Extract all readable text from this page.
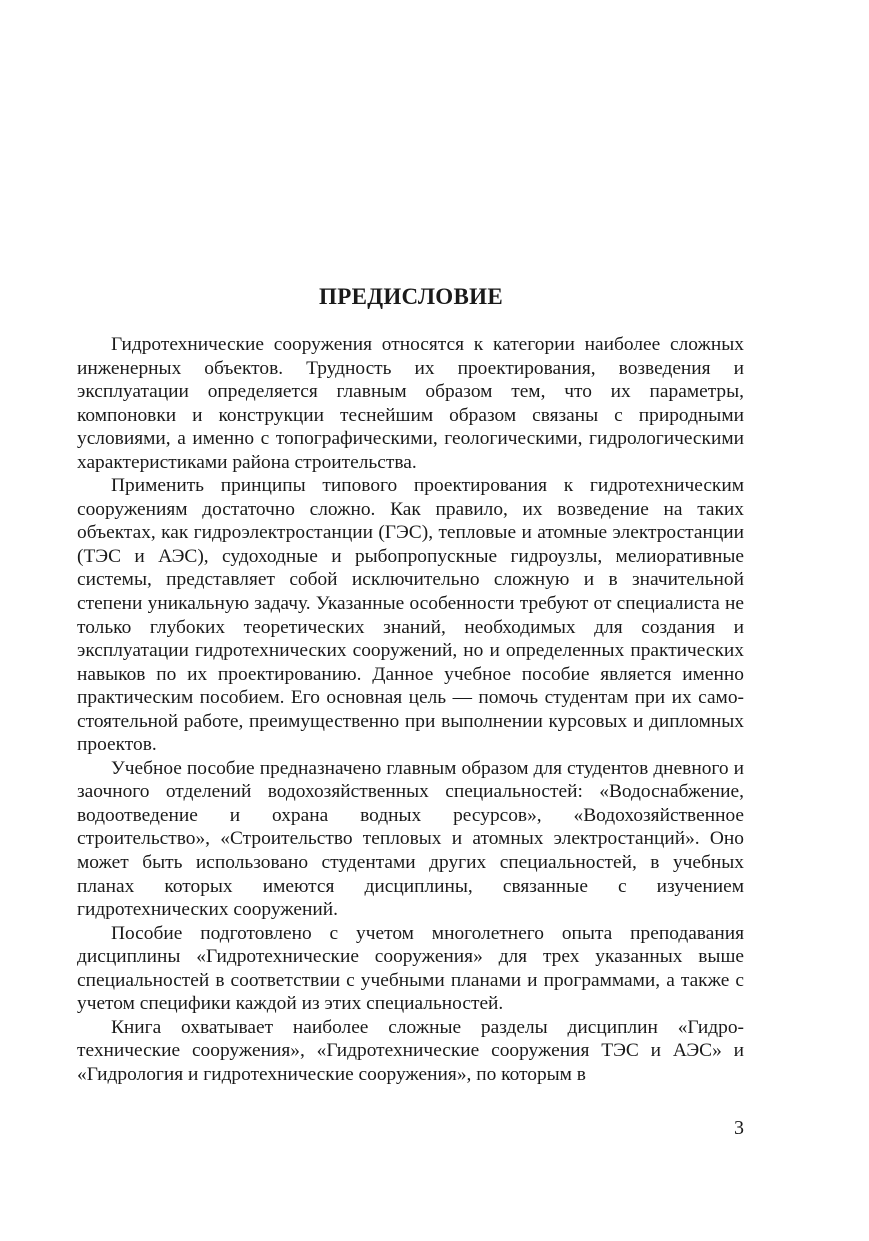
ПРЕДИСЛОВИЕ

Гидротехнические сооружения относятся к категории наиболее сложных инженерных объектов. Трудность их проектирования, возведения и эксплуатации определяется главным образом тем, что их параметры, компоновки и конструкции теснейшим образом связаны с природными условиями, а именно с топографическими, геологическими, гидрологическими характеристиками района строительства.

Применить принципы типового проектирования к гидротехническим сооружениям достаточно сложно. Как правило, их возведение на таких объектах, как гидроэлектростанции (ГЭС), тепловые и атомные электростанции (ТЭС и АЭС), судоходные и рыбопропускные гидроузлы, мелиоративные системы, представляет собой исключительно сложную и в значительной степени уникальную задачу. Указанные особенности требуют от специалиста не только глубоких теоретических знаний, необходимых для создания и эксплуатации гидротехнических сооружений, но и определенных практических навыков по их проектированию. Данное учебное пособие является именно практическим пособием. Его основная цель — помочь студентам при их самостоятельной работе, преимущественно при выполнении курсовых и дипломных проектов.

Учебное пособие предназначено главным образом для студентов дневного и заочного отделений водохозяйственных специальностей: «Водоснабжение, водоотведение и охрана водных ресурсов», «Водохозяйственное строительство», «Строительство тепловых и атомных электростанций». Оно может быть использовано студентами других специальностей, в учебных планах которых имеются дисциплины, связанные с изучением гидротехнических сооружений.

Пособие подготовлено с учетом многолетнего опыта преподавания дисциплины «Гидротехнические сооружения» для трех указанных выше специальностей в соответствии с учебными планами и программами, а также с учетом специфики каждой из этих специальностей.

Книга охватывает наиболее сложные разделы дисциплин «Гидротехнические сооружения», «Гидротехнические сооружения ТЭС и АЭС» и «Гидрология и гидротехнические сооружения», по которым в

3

** Direction **
From the records above, pick out and copy each line holding the word "наиболее".

** The solution **
Гидротехнические сооружения относятся к категории наиболее сложных инженерных объектов. Трудность их проектирования, возведения и эксплуатации определяется главным образом тем, что их параметры, компоновки и конструкции теснейшим образом связаны с природными условиями, а именно с топографическими, геологическими, гидрологическими характеристиками района строительства.
Книга охватывает наиболее сложные разделы дисциплин «Гидротехнические сооружения», «Гидротехнические сооружения ТЭС и АЭС» и «Гидрология и гидротехнические сооружения», по которым в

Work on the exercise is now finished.